# EXERCISE DETAILS:
Retype all of the data exactly as given.

==== DATA TO USE ====

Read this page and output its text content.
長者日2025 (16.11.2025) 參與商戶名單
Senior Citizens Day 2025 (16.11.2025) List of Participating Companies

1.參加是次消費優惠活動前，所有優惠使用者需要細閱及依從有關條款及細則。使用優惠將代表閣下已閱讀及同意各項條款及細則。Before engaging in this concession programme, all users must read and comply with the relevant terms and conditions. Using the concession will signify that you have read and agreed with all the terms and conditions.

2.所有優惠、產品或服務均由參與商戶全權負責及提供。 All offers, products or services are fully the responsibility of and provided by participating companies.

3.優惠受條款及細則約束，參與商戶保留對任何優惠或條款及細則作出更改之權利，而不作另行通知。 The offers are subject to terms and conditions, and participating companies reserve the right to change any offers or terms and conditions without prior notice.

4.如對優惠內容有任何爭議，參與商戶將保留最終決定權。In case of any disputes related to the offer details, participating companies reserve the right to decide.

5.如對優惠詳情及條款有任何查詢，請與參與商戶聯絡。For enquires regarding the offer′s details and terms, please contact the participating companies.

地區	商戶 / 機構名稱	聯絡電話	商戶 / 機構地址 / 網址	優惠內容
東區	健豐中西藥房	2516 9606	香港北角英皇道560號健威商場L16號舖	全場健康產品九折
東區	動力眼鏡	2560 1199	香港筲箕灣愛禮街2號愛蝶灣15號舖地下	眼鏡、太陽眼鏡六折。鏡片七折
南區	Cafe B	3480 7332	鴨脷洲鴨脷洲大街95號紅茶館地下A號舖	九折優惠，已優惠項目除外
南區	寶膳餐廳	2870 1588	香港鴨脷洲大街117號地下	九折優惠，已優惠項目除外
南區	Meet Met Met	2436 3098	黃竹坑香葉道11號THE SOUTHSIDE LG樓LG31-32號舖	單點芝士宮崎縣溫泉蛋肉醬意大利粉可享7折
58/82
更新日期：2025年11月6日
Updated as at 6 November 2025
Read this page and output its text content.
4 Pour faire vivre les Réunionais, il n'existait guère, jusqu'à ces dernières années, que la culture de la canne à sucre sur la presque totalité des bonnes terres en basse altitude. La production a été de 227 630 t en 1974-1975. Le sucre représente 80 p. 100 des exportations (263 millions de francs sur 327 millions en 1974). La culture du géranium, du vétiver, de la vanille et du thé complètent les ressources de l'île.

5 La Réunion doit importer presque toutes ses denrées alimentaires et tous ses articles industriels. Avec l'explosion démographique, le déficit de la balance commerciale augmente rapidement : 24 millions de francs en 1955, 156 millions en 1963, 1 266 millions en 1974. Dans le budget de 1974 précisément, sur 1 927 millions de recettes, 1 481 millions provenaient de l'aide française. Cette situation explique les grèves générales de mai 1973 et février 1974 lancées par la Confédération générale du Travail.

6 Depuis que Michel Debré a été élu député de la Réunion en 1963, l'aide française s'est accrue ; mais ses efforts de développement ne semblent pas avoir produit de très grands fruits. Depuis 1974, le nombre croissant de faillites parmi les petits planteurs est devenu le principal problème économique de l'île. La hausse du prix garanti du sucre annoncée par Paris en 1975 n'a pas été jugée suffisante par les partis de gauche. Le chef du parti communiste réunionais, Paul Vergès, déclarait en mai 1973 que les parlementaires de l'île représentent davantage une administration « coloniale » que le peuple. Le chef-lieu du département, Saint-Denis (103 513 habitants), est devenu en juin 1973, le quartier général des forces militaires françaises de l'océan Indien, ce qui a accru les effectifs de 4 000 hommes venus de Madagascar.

====

# THE RESULT:
Read this page and output its text content.
長者日2025 (16.11.2025) 參與商戶名單
Senior Citizens Day 2025 (16.11.2025) List of Participating Companies

1.參加是次消費優惠活動前，所有優惠使用者需要細閱及依從有關條款及細則。使用優惠將代表閣下已閱讀及同意各項條款及細則。Before engaging in this concession programme, all users must read and comply with the relevant terms and conditions. Using the concession will signify that you have read and agreed with all the terms and conditions.

2.所有優惠、產品或服務均由參與商戶全權負責及提供。 All offers, products or services are fully the responsibility of and provided by participating companies.

3.優惠受條款及細則約束，參與商戶保留對任何優惠或條款及細則作出更改之權利，而不作另行通知。 The offers are subject to terms and conditions, and participating companies reserve the right to change any offers or terms and conditions without prior notice.

4.如對優惠內容有任何爭議，參與商戶將保留最終決定權。In case of any disputes related to the offer details, participating companies reserve the right to decide.

5.如對優惠詳情及條款有任何查詢，請與參與商戶聯絡。For enquires regarding the offer′s details and terms, please contact the participating companies.

地區	商戶 / 機構名稱	聯絡電話	商戶 / 機構地址 / 網址	優惠內容
東區	健豐中西藥房	2516 9606	香港北角英皇道560號健威商場L16號舖	全場健康產品九折
東區	動力眼鏡	2560 1199	香港筲箕灣愛禮街2號愛蝶灣15號舖地下	眼鏡、太陽眼鏡六折。鏡片七折
南區	Cafe B	3480 7332	鴨脷洲鴨脷洲大街95號紅茶館地下A號舖	九折優惠，已優惠項目除外
南區	寶膳餐廳	2870 1588	香港鴨脷洲大街117號地下	九折優惠，已優惠項目除外
南區	Meet Met Met	2436 3098	黃竹坑香葉道11號THE SOUTHSIDE LG樓LG31-32號舖	單點芝士宮崎縣溫泉蛋肉醬意大利粉可享7折
58/82
更新日期：2025年11月6日
Updated as at 6 November 2025
Read this page and output its text content.
4 Pour faire vivre les Réunionais, il n'existait guère, jusqu'à ces dernières années, que la culture de la canne à sucre sur la presque totalité des bonnes terres en basse altitude. La production a été de 227 630 t en 1974-1975. Le sucre représente 80 p. 100 des exportations (263 millions de francs sur 327 millions en 1974). La culture du géranium, du vétiver, de la vanille et du thé complètent les ressources de l'île.

5 La Réunion doit importer presque toutes ses denrées alimentaires et tous ses articles industriels. Avec l'explosion démographique, le déficit de la balance commerciale augmente rapidement : 24 millions de francs en 1955, 156 millions en 1963, 1 266 millions en 1974. Dans le budget de 1974 précisément, sur 1 927 millions de recettes, 1 481 millions provenaient de l'aide française. Cette situation explique les grèves générales de mai 1973 et février 1974 lancées par la Confédération générale du Travail.

6 Depuis que Michel Debré a été élu député de la Réunion en 1963, l'aide française s'est accrue ; mais ses efforts de développement ne semblent pas avoir produit de très grands fruits. Depuis 1974, le nombre croissant de faillites parmi les petits planteurs est devenu le principal problème économique de l'île. La hausse du prix garanti du sucre annoncée par Paris en 1975 n'a pas été jugée suffisante par les partis de gauche. Le chef du parti communiste réunionais, Paul Vergès, déclarait en mai 1973 que les parlementaires de l'île représentent davantage une administration « coloniale » que le peuple. Le chef-lieu du département, Saint-Denis (103 513 habitants), est devenu en juin 1973, le quartier général des forces militaires françaises de l'océan Indien, ce qui a accru les effectifs de 4 000 hommes venus de Madagascar.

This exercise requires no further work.